Records from a dataset

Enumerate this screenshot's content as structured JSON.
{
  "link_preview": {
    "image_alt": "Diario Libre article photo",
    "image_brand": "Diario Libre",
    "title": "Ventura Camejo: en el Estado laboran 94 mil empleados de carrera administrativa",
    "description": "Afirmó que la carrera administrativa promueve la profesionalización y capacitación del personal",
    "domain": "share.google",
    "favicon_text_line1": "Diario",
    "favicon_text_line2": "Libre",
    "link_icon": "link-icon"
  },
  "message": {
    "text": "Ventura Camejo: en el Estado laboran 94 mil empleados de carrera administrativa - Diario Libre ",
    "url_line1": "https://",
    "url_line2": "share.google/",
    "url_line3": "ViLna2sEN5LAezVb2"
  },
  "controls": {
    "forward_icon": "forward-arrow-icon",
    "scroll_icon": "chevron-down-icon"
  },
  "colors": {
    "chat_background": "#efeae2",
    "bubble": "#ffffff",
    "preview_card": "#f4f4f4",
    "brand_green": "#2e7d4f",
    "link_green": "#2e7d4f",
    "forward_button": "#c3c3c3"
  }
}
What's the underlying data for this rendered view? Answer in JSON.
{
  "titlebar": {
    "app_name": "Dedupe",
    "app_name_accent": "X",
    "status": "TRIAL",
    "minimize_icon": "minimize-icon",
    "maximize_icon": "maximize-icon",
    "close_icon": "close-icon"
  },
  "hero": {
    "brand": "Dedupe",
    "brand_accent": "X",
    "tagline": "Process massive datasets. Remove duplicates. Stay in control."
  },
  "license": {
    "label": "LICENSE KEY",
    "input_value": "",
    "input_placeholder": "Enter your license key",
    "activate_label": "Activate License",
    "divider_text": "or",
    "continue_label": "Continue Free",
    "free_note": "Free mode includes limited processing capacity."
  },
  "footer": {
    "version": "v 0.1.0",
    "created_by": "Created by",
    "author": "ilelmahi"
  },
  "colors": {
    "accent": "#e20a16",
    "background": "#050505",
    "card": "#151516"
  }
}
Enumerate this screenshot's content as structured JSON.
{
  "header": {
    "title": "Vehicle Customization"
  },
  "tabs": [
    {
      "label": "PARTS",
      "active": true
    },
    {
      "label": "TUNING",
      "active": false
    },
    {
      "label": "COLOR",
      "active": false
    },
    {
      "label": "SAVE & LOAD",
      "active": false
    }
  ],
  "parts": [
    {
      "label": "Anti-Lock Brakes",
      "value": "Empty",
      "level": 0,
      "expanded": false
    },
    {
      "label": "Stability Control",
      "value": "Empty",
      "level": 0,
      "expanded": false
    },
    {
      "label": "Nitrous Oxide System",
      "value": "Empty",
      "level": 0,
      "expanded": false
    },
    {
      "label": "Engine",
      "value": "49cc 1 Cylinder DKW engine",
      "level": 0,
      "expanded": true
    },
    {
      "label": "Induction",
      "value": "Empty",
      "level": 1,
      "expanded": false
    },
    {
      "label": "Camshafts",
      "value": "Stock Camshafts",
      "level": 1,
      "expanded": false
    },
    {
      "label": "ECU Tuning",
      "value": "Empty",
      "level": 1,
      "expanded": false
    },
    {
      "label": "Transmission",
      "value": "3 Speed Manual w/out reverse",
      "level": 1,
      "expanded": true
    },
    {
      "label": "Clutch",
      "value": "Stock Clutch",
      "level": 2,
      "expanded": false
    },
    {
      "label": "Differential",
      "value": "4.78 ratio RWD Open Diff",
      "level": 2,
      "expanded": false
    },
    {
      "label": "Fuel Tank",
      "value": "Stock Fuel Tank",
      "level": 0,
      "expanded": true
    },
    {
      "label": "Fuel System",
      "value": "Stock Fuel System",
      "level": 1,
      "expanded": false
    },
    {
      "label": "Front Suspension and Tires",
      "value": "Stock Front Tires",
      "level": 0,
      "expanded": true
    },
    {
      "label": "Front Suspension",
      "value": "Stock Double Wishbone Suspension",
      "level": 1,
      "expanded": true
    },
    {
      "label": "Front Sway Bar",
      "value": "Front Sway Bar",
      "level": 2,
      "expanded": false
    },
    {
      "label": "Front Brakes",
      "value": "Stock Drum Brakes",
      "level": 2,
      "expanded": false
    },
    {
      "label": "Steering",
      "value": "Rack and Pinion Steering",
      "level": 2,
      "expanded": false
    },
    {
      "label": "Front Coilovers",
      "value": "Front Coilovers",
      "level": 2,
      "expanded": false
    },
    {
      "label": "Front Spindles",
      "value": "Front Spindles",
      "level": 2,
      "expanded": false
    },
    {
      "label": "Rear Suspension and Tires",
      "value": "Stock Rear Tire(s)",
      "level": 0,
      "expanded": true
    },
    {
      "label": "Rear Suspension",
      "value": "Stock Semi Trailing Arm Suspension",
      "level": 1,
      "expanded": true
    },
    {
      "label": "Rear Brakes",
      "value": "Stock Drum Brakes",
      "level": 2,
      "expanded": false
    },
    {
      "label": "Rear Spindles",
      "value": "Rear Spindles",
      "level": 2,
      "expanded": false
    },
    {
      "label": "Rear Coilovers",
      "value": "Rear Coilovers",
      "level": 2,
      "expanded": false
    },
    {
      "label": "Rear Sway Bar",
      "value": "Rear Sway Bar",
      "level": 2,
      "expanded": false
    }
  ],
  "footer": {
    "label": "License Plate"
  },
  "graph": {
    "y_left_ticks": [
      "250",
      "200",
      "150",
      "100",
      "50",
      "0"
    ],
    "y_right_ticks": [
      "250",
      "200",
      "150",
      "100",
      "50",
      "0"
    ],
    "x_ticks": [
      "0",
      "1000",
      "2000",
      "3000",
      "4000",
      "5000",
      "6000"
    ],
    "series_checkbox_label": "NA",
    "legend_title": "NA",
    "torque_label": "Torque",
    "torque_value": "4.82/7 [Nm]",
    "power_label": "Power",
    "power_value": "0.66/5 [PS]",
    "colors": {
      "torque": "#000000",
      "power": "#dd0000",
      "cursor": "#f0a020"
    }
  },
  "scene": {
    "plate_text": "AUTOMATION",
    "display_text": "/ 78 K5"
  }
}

→ **AIM OF THE TASK**: What is the number of lines in the records that contain the string "Libre"? Give only that number.

→ **FULL OUTPUT**: 4